[Records]
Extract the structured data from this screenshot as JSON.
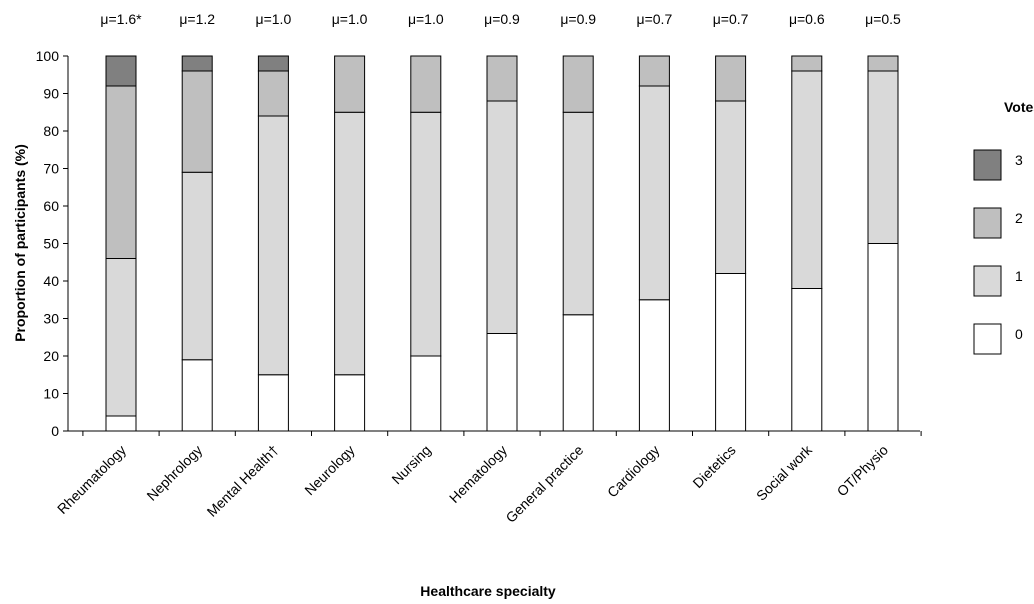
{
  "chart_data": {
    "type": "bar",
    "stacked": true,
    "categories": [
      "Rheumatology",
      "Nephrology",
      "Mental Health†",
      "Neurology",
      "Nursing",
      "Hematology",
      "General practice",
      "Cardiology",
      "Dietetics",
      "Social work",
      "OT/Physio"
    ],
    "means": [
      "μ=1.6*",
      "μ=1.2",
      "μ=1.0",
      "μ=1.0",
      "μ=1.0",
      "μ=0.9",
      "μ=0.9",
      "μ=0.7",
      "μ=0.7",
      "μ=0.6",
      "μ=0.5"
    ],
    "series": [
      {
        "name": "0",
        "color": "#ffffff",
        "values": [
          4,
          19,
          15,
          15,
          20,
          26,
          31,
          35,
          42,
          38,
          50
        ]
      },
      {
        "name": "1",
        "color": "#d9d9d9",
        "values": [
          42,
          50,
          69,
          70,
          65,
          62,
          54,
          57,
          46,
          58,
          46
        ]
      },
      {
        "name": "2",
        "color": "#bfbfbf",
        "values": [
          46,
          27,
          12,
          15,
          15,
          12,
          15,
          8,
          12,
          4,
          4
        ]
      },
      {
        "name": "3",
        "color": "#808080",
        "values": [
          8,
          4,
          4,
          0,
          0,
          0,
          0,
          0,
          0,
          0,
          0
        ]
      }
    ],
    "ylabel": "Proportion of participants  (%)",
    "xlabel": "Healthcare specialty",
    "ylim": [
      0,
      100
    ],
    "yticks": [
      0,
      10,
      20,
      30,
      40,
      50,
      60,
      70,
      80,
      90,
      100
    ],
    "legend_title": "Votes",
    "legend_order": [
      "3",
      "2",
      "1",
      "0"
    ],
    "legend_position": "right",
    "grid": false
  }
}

• What is asked:
Copy each line above precisely, dropping the pictures.

• Task solution:
Extract the structured data from this screenshot as JSON.
{
  "chart_data": {
    "type": "bar",
    "stacked": true,
    "categories": [
      "Rheumatology",
      "Nephrology",
      "Mental Health†",
      "Neurology",
      "Nursing",
      "Hematology",
      "General practice",
      "Cardiology",
      "Dietetics",
      "Social work",
      "OT/Physio"
    ],
    "means": [
      "μ=1.6*",
      "μ=1.2",
      "μ=1.0",
      "μ=1.0",
      "μ=1.0",
      "μ=0.9",
      "μ=0.9",
      "μ=0.7",
      "μ=0.7",
      "μ=0.6",
      "μ=0.5"
    ],
    "series": [
      {
        "name": "0",
        "color": "#ffffff",
        "values": [
          4,
          19,
          15,
          15,
          20,
          26,
          31,
          35,
          42,
          38,
          50
        ]
      },
      {
        "name": "1",
        "color": "#d9d9d9",
        "values": [
          42,
          50,
          69,
          70,
          65,
          62,
          54,
          57,
          46,
          58,
          46
        ]
      },
      {
        "name": "2",
        "color": "#bfbfbf",
        "values": [
          46,
          27,
          12,
          15,
          15,
          12,
          15,
          8,
          12,
          4,
          4
        ]
      },
      {
        "name": "3",
        "color": "#808080",
        "values": [
          8,
          4,
          4,
          0,
          0,
          0,
          0,
          0,
          0,
          0,
          0
        ]
      }
    ],
    "ylabel": "Proportion of participants  (%)",
    "xlabel": "Healthcare specialty",
    "ylim": [
      0,
      100
    ],
    "yticks": [
      0,
      10,
      20,
      30,
      40,
      50,
      60,
      70,
      80,
      90,
      100
    ],
    "legend_title": "Votes",
    "legend_order": [
      "3",
      "2",
      "1",
      "0"
    ],
    "legend_position": "right",
    "grid": false
  }
}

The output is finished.